- **Requirement**
Each line of the material below that holds the word "first" needs to be copied.

Data entries:

==============================

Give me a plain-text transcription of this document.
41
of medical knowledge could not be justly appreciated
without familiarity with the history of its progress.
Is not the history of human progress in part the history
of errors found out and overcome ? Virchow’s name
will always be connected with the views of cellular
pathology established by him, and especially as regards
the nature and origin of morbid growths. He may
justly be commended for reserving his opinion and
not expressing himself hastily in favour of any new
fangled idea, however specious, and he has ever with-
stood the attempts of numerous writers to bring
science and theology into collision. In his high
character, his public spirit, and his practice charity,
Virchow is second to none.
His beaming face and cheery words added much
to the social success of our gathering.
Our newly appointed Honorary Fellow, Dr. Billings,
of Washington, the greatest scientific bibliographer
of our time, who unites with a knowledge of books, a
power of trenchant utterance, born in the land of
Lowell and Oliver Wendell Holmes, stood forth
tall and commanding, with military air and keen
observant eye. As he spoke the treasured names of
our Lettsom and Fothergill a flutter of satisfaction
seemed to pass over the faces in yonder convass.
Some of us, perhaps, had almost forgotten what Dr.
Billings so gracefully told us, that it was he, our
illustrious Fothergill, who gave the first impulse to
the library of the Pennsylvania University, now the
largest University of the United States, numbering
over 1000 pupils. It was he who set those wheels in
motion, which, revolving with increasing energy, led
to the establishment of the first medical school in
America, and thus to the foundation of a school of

==============================

- **Exercise answer**
illustrious Fothergill, who gave the first impulse to
to the establishment of the first medical school in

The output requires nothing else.